▼

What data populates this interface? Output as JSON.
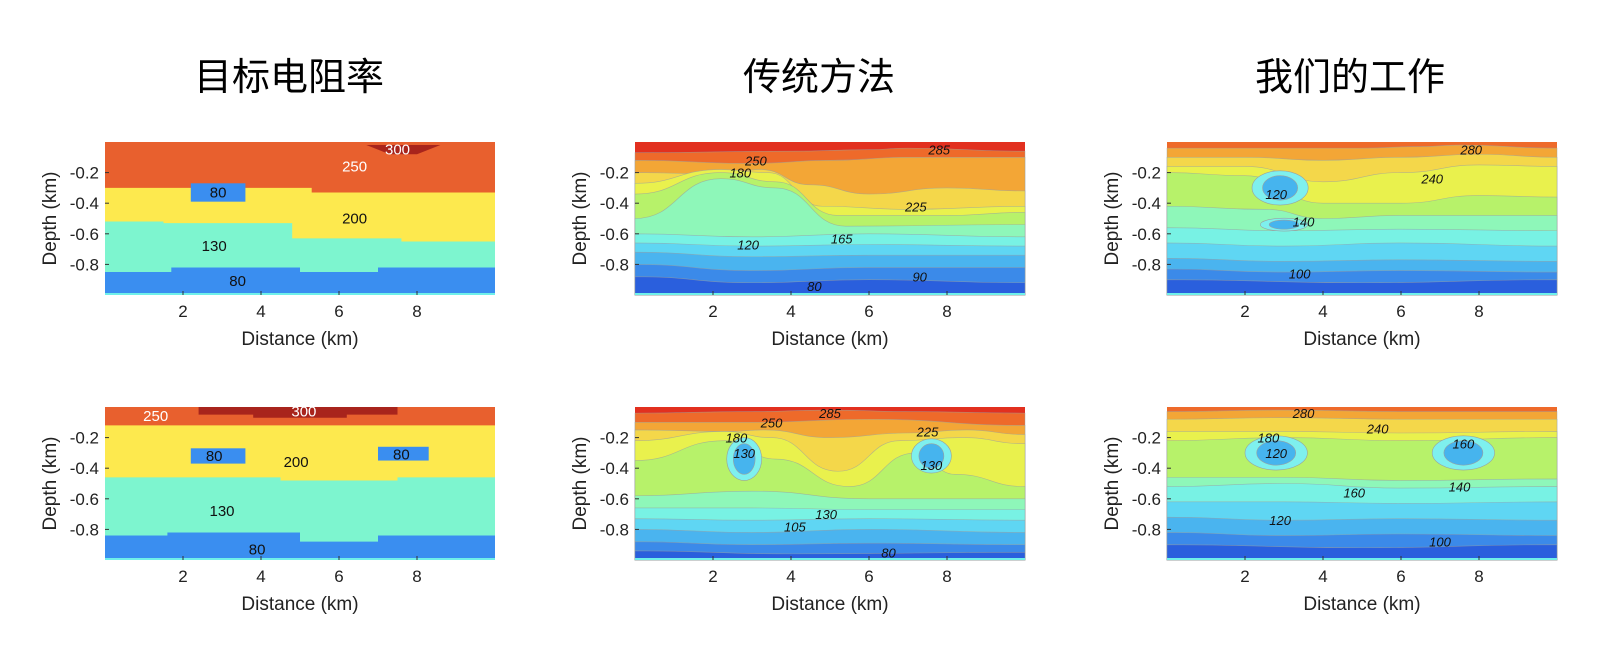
{
  "titles": [
    "目标电阻率",
    "传统方法",
    "我们的工作"
  ],
  "axes": {
    "xlabel": "Distance (km)",
    "ylabel": "Depth (km)",
    "xticks": [
      "2",
      "4",
      "6",
      "8"
    ],
    "yticks": [
      "-0.2",
      "-0.4",
      "-0.6",
      "-0.8"
    ]
  },
  "chart_data": [
    {
      "type": "heatmap",
      "column": 0,
      "row": 0,
      "xlim": [
        0,
        10
      ],
      "ylim": [
        -1.0,
        0.0
      ],
      "layers": [
        {
          "value": 300,
          "color": "#a8241c"
        },
        {
          "value": 250,
          "color": "#e8602e"
        },
        {
          "value": 200,
          "color": "#fde94e"
        },
        {
          "value": 130,
          "color": "#7df5cf"
        },
        {
          "value": 80,
          "color": "#3a8ef0"
        }
      ],
      "labels": [
        {
          "text": "300",
          "x": 7.5,
          "y": -0.05,
          "white": true
        },
        {
          "text": "250",
          "x": 6.4,
          "y": -0.16,
          "white": true
        },
        {
          "text": "80",
          "x": 2.9,
          "y": -0.33,
          "white": false
        },
        {
          "text": "200",
          "x": 6.4,
          "y": -0.5,
          "white": false
        },
        {
          "text": "130",
          "x": 2.8,
          "y": -0.68,
          "white": false
        },
        {
          "text": "80",
          "x": 3.4,
          "y": -0.91,
          "white": false
        }
      ]
    },
    {
      "type": "heatmap",
      "column": 0,
      "row": 1,
      "xlim": [
        0,
        10
      ],
      "ylim": [
        -1.0,
        0.0
      ],
      "layers": [
        {
          "value": 300,
          "color": "#a8241c"
        },
        {
          "value": 250,
          "color": "#e8602e"
        },
        {
          "value": 200,
          "color": "#fde94e"
        },
        {
          "value": 130,
          "color": "#7df5cf"
        },
        {
          "value": 80,
          "color": "#3a8ef0"
        }
      ],
      "labels": [
        {
          "text": "250",
          "x": 1.3,
          "y": -0.06,
          "white": true
        },
        {
          "text": "300",
          "x": 5.1,
          "y": -0.03,
          "white": true
        },
        {
          "text": "80",
          "x": 2.8,
          "y": -0.32,
          "white": false
        },
        {
          "text": "200",
          "x": 4.9,
          "y": -0.36,
          "white": false
        },
        {
          "text": "80",
          "x": 7.6,
          "y": -0.31,
          "white": false
        },
        {
          "text": "130",
          "x": 3.0,
          "y": -0.68,
          "white": false
        },
        {
          "text": "80",
          "x": 3.9,
          "y": -0.93,
          "white": false
        }
      ]
    },
    {
      "type": "heatmap",
      "column": 1,
      "row": 0,
      "xlim": [
        0,
        10
      ],
      "ylim": [
        -1.0,
        0.0
      ],
      "contours": [
        {
          "text": "285",
          "x": 7.8,
          "y": -0.05
        },
        {
          "text": "250",
          "x": 3.1,
          "y": -0.12
        },
        {
          "text": "180",
          "x": 2.7,
          "y": -0.2
        },
        {
          "text": "225",
          "x": 7.2,
          "y": -0.42
        },
        {
          "text": "165",
          "x": 5.3,
          "y": -0.63
        },
        {
          "text": "120",
          "x": 2.9,
          "y": -0.67
        },
        {
          "text": "90",
          "x": 7.3,
          "y": -0.88
        },
        {
          "text": "80",
          "x": 4.6,
          "y": -0.94
        }
      ]
    },
    {
      "type": "heatmap",
      "column": 1,
      "row": 1,
      "xlim": [
        0,
        10
      ],
      "ylim": [
        -1.0,
        0.0
      ],
      "contours": [
        {
          "text": "285",
          "x": 5.0,
          "y": -0.04
        },
        {
          "text": "250",
          "x": 3.5,
          "y": -0.1
        },
        {
          "text": "225",
          "x": 7.5,
          "y": -0.16
        },
        {
          "text": "180",
          "x": 2.6,
          "y": -0.2
        },
        {
          "text": "130",
          "x": 2.8,
          "y": -0.3
        },
        {
          "text": "130",
          "x": 7.6,
          "y": -0.38
        },
        {
          "text": "130",
          "x": 4.9,
          "y": -0.7
        },
        {
          "text": "105",
          "x": 4.1,
          "y": -0.78
        },
        {
          "text": "80",
          "x": 6.5,
          "y": -0.95
        }
      ]
    },
    {
      "type": "heatmap",
      "column": 2,
      "row": 0,
      "xlim": [
        0,
        10
      ],
      "ylim": [
        -1.0,
        0.0
      ],
      "contours": [
        {
          "text": "280",
          "x": 7.8,
          "y": -0.05
        },
        {
          "text": "240",
          "x": 6.8,
          "y": -0.24
        },
        {
          "text": "120",
          "x": 2.8,
          "y": -0.34
        },
        {
          "text": "140",
          "x": 3.5,
          "y": -0.52
        },
        {
          "text": "100",
          "x": 3.4,
          "y": -0.86
        }
      ]
    },
    {
      "type": "heatmap",
      "column": 2,
      "row": 1,
      "xlim": [
        0,
        10
      ],
      "ylim": [
        -1.0,
        0.0
      ],
      "contours": [
        {
          "text": "280",
          "x": 3.5,
          "y": -0.04
        },
        {
          "text": "240",
          "x": 5.4,
          "y": -0.14
        },
        {
          "text": "180",
          "x": 2.6,
          "y": -0.2
        },
        {
          "text": "160",
          "x": 7.6,
          "y": -0.24
        },
        {
          "text": "120",
          "x": 2.8,
          "y": -0.3
        },
        {
          "text": "160",
          "x": 4.8,
          "y": -0.56
        },
        {
          "text": "140",
          "x": 7.5,
          "y": -0.52
        },
        {
          "text": "120",
          "x": 2.9,
          "y": -0.74
        },
        {
          "text": "100",
          "x": 7.0,
          "y": -0.88
        }
      ]
    }
  ]
}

▲

# TASK OBJECTIVE
Every record above must be given again exactly; drop the pictures.

# ANSWER
What data populates this interface? Output as JSON.
{
  "titles": [
    "目标电阻率",
    "传统方法",
    "我们的工作"
  ],
  "axes": {
    "xlabel": "Distance (km)",
    "ylabel": "Depth (km)",
    "xticks": [
      "2",
      "4",
      "6",
      "8"
    ],
    "yticks": [
      "-0.2",
      "-0.4",
      "-0.6",
      "-0.8"
    ]
  },
  "chart_data": [
    {
      "type": "heatmap",
      "column": 0,
      "row": 0,
      "xlim": [
        0,
        10
      ],
      "ylim": [
        -1.0,
        0.0
      ],
      "layers": [
        {
          "value": 300,
          "color": "#a8241c"
        },
        {
          "value": 250,
          "color": "#e8602e"
        },
        {
          "value": 200,
          "color": "#fde94e"
        },
        {
          "value": 130,
          "color": "#7df5cf"
        },
        {
          "value": 80,
          "color": "#3a8ef0"
        }
      ],
      "labels": [
        {
          "text": "300",
          "x": 7.5,
          "y": -0.05,
          "white": true
        },
        {
          "text": "250",
          "x": 6.4,
          "y": -0.16,
          "white": true
        },
        {
          "text": "80",
          "x": 2.9,
          "y": -0.33,
          "white": false
        },
        {
          "text": "200",
          "x": 6.4,
          "y": -0.5,
          "white": false
        },
        {
          "text": "130",
          "x": 2.8,
          "y": -0.68,
          "white": false
        },
        {
          "text": "80",
          "x": 3.4,
          "y": -0.91,
          "white": false
        }
      ]
    },
    {
      "type": "heatmap",
      "column": 0,
      "row": 1,
      "xlim": [
        0,
        10
      ],
      "ylim": [
        -1.0,
        0.0
      ],
      "layers": [
        {
          "value": 300,
          "color": "#a8241c"
        },
        {
          "value": 250,
          "color": "#e8602e"
        },
        {
          "value": 200,
          "color": "#fde94e"
        },
        {
          "value": 130,
          "color": "#7df5cf"
        },
        {
          "value": 80,
          "color": "#3a8ef0"
        }
      ],
      "labels": [
        {
          "text": "250",
          "x": 1.3,
          "y": -0.06,
          "white": true
        },
        {
          "text": "300",
          "x": 5.1,
          "y": -0.03,
          "white": true
        },
        {
          "text": "80",
          "x": 2.8,
          "y": -0.32,
          "white": false
        },
        {
          "text": "200",
          "x": 4.9,
          "y": -0.36,
          "white": false
        },
        {
          "text": "80",
          "x": 7.6,
          "y": -0.31,
          "white": false
        },
        {
          "text": "130",
          "x": 3.0,
          "y": -0.68,
          "white": false
        },
        {
          "text": "80",
          "x": 3.9,
          "y": -0.93,
          "white": false
        }
      ]
    },
    {
      "type": "heatmap",
      "column": 1,
      "row": 0,
      "xlim": [
        0,
        10
      ],
      "ylim": [
        -1.0,
        0.0
      ],
      "contours": [
        {
          "text": "285",
          "x": 7.8,
          "y": -0.05
        },
        {
          "text": "250",
          "x": 3.1,
          "y": -0.12
        },
        {
          "text": "180",
          "x": 2.7,
          "y": -0.2
        },
        {
          "text": "225",
          "x": 7.2,
          "y": -0.42
        },
        {
          "text": "165",
          "x": 5.3,
          "y": -0.63
        },
        {
          "text": "120",
          "x": 2.9,
          "y": -0.67
        },
        {
          "text": "90",
          "x": 7.3,
          "y": -0.88
        },
        {
          "text": "80",
          "x": 4.6,
          "y": -0.94
        }
      ]
    },
    {
      "type": "heatmap",
      "column": 1,
      "row": 1,
      "xlim": [
        0,
        10
      ],
      "ylim": [
        -1.0,
        0.0
      ],
      "contours": [
        {
          "text": "285",
          "x": 5.0,
          "y": -0.04
        },
        {
          "text": "250",
          "x": 3.5,
          "y": -0.1
        },
        {
          "text": "225",
          "x": 7.5,
          "y": -0.16
        },
        {
          "text": "180",
          "x": 2.6,
          "y": -0.2
        },
        {
          "text": "130",
          "x": 2.8,
          "y": -0.3
        },
        {
          "text": "130",
          "x": 7.6,
          "y": -0.38
        },
        {
          "text": "130",
          "x": 4.9,
          "y": -0.7
        },
        {
          "text": "105",
          "x": 4.1,
          "y": -0.78
        },
        {
          "text": "80",
          "x": 6.5,
          "y": -0.95
        }
      ]
    },
    {
      "type": "heatmap",
      "column": 2,
      "row": 0,
      "xlim": [
        0,
        10
      ],
      "ylim": [
        -1.0,
        0.0
      ],
      "contours": [
        {
          "text": "280",
          "x": 7.8,
          "y": -0.05
        },
        {
          "text": "240",
          "x": 6.8,
          "y": -0.24
        },
        {
          "text": "120",
          "x": 2.8,
          "y": -0.34
        },
        {
          "text": "140",
          "x": 3.5,
          "y": -0.52
        },
        {
          "text": "100",
          "x": 3.4,
          "y": -0.86
        }
      ]
    },
    {
      "type": "heatmap",
      "column": 2,
      "row": 1,
      "xlim": [
        0,
        10
      ],
      "ylim": [
        -1.0,
        0.0
      ],
      "contours": [
        {
          "text": "280",
          "x": 3.5,
          "y": -0.04
        },
        {
          "text": "240",
          "x": 5.4,
          "y": -0.14
        },
        {
          "text": "180",
          "x": 2.6,
          "y": -0.2
        },
        {
          "text": "160",
          "x": 7.6,
          "y": -0.24
        },
        {
          "text": "120",
          "x": 2.8,
          "y": -0.3
        },
        {
          "text": "160",
          "x": 4.8,
          "y": -0.56
        },
        {
          "text": "140",
          "x": 7.5,
          "y": -0.52
        },
        {
          "text": "120",
          "x": 2.9,
          "y": -0.74
        },
        {
          "text": "100",
          "x": 7.0,
          "y": -0.88
        }
      ]
    }
  ]
}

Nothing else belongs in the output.